:: TASK PROMPT ::
Without the pictures, reproduce the records that follow exactly.

:: GIVEN DATA ::
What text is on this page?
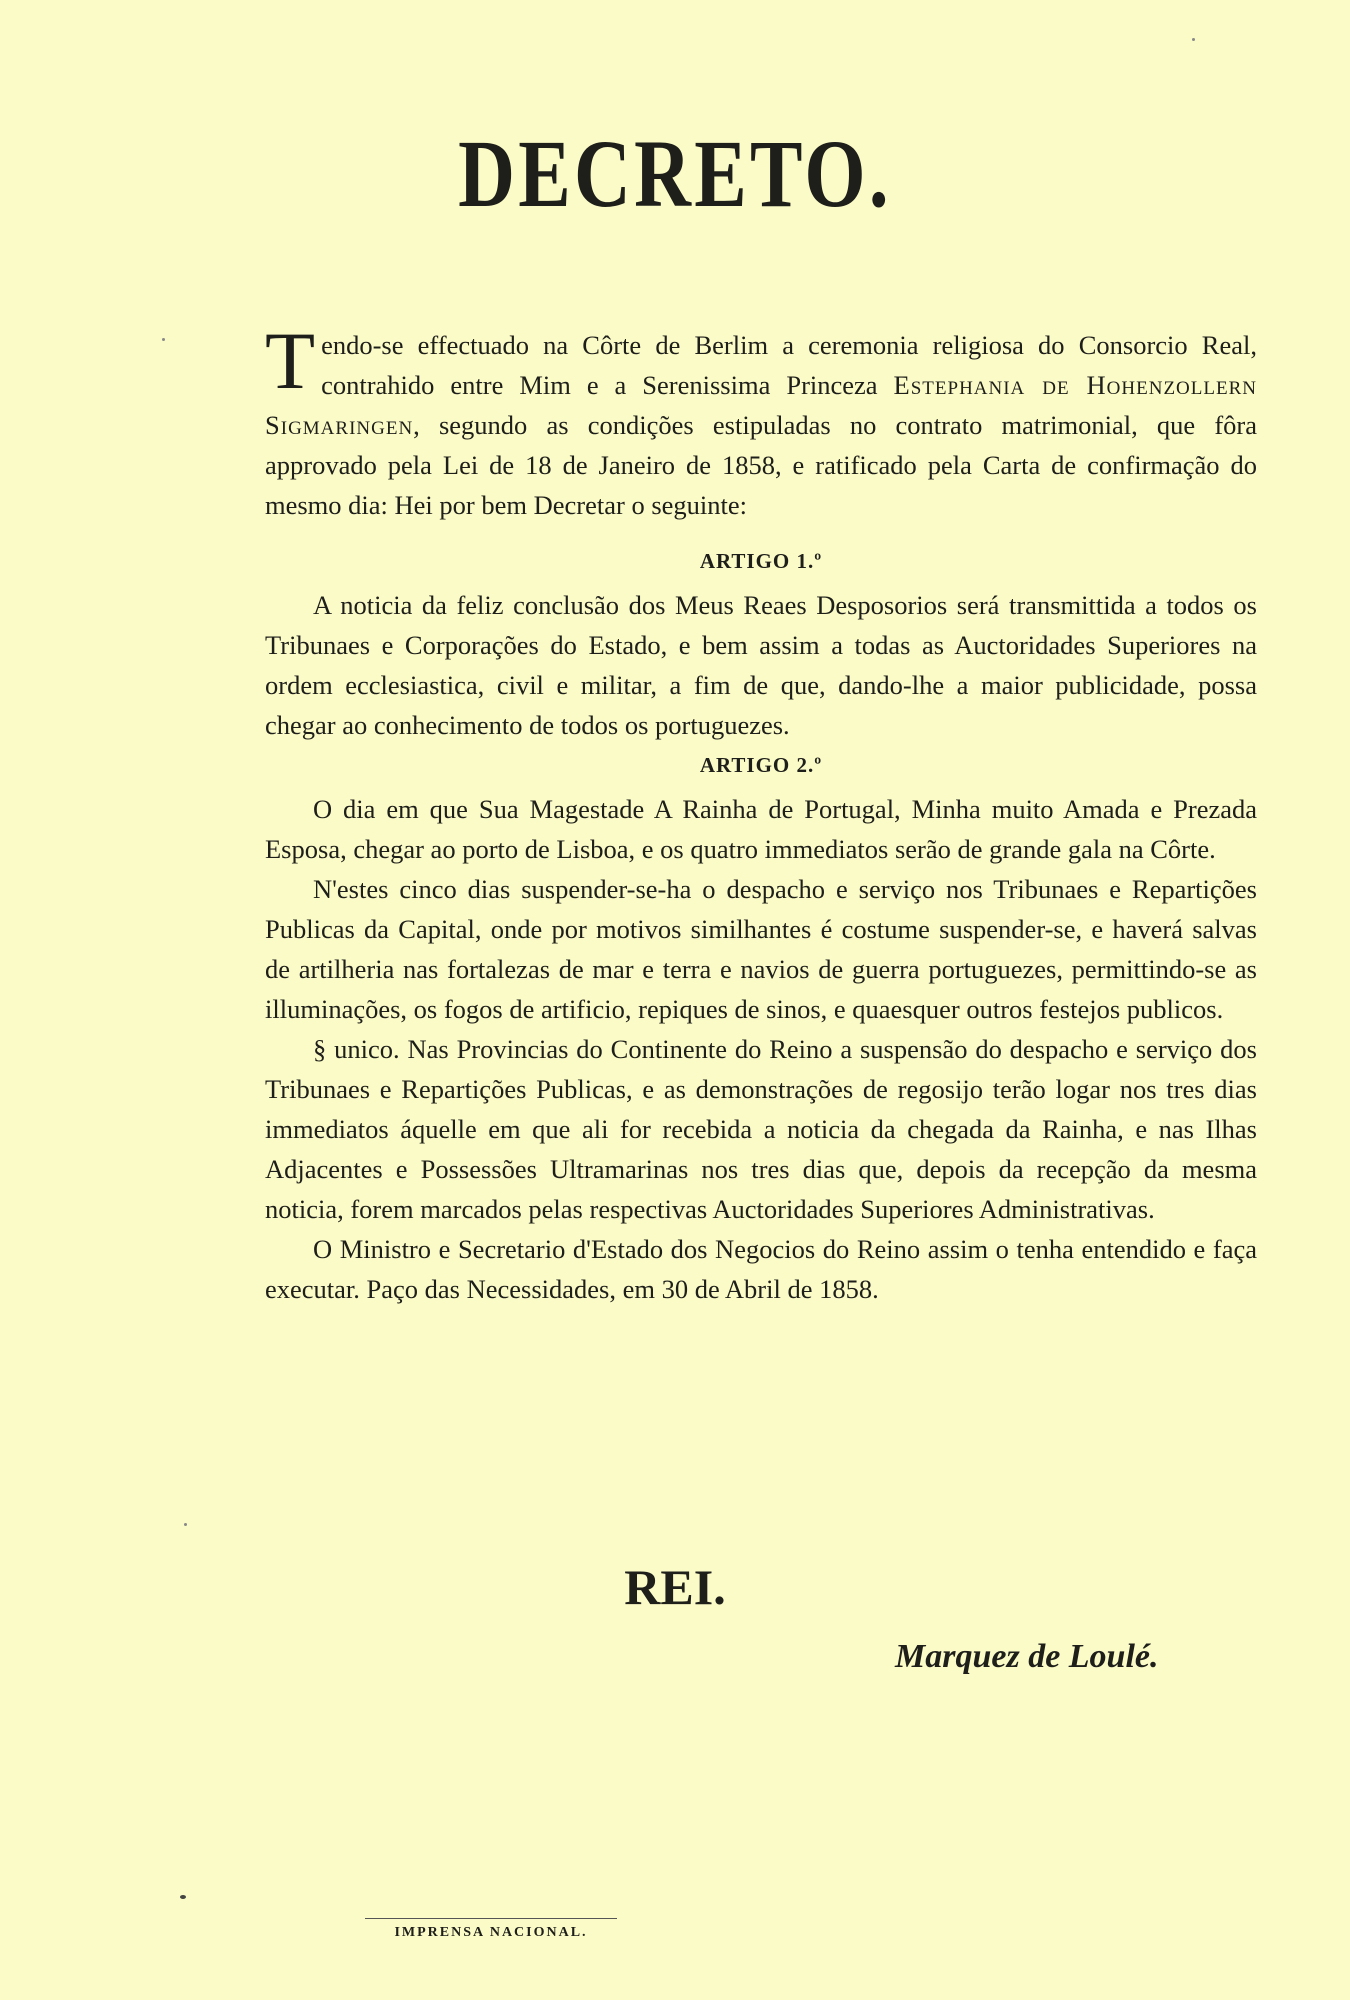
DECRETO.

Tendo-se effectuado na Côrte de Berlim a ceremonia religiosa do Consorcio Real, contrahido entre Mim e a Serenissima Princeza Estephania de Hohenzollern Sigmaringen, segundo as condições estipuladas no contrato matrimonial, que fôra approvado pela Lei de 18 de Janeiro de 1858, e ratificado pela Carta de confirmação do mesmo dia: Hei por bem Decretar o seguinte:

ARTIGO 1.º

A noticia da feliz conclusão dos Meus Reaes Desposorios será transmittida a todos os Tribunaes e Corporações do Estado, e bem assim a todas as Auctoridades Superiores na ordem ecclesiastica, civil e militar, a fim de que, dando-lhe a maior publicidade, possa chegar ao conhecimento de todos os portuguezes.

ARTIGO 2.º

O dia em que Sua Magestade A Rainha de Portugal, Minha muito Amada e Prezada Esposa, chegar ao porto de Lisboa, e os quatro immediatos serão de grande gala na Côrte.

N'estes cinco dias suspender-se-ha o despacho e serviço nos Tribunaes e Repartições Publicas da Capital, onde por motivos similhantes é costume suspender-se, e haverá salvas de artilheria nas fortalezas de mar e terra e navios de guerra portuguezes, permittindo-se as illuminações, os fogos de artificio, repiques de sinos, e quaesquer outros festejos publicos.

§ unico. Nas Provincias do Continente do Reino a suspensão do despacho e serviço dos Tribunaes e Repartições Publicas, e as demonstrações de regosijo terão logar nos tres dias immediatos áquelle em que ali for recebida a noticia da chegada da Rainha, e nas Ilhas Adjacentes e Possessões Ultramarinas nos tres dias que, depois da recepção da mesma noticia, forem marcados pelas respectivas Auctoridades Superiores Administrativas.

O Ministro e Secretario d'Estado dos Negocios do Reino assim o tenha entendido e faça executar. Paço das Necessidades, em 30 de Abril de 1858.

REI.
Marquez de Loulé.
IMPRENSA NACIONAL.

:: ANSWER FOR THE TASK ::
What text is on this page?
DECRETO.

Tendo-se effectuado na Côrte de Berlim a ceremonia religiosa do Consorcio Real, contrahido entre Mim e a Serenissima Princeza Estephania de Hohenzollern Sigmaringen, segundo as condições estipuladas no contrato matrimonial, que fôra approvado pela Lei de 18 de Janeiro de 1858, e ratificado pela Carta de confirmação do mesmo dia: Hei por bem Decretar o seguinte:

ARTIGO 1.º

A noticia da feliz conclusão dos Meus Reaes Desposorios será transmittida a todos os Tribunaes e Corporações do Estado, e bem assim a todas as Auctoridades Superiores na ordem ecclesiastica, civil e militar, a fim de que, dando-lhe a maior publicidade, possa chegar ao conhecimento de todos os portuguezes.

ARTIGO 2.º

O dia em que Sua Magestade A Rainha de Portugal, Minha muito Amada e Prezada Esposa, chegar ao porto de Lisboa, e os quatro immediatos serão de grande gala na Côrte.

N'estes cinco dias suspender-se-ha o despacho e serviço nos Tribunaes e Repartições Publicas da Capital, onde por motivos similhantes é costume suspender-se, e haverá salvas de artilheria nas fortalezas de mar e terra e navios de guerra portuguezes, permittindo-se as illuminações, os fogos de artificio, repiques de sinos, e quaesquer outros festejos publicos.

§ unico. Nas Provincias do Continente do Reino a suspensão do despacho e serviço dos Tribunaes e Repartições Publicas, e as demonstrações de regosijo terão logar nos tres dias immediatos áquelle em que ali for recebida a noticia da chegada da Rainha, e nas Ilhas Adjacentes e Possessões Ultramarinas nos tres dias que, depois da recepção da mesma noticia, forem marcados pelas respectivas Auctoridades Superiores Administrativas.

O Ministro e Secretario d'Estado dos Negocios do Reino assim o tenha entendido e faça executar. Paço das Necessidades, em 30 de Abril de 1858.

REI.
Marquez de Loulé.
IMPRENSA NACIONAL.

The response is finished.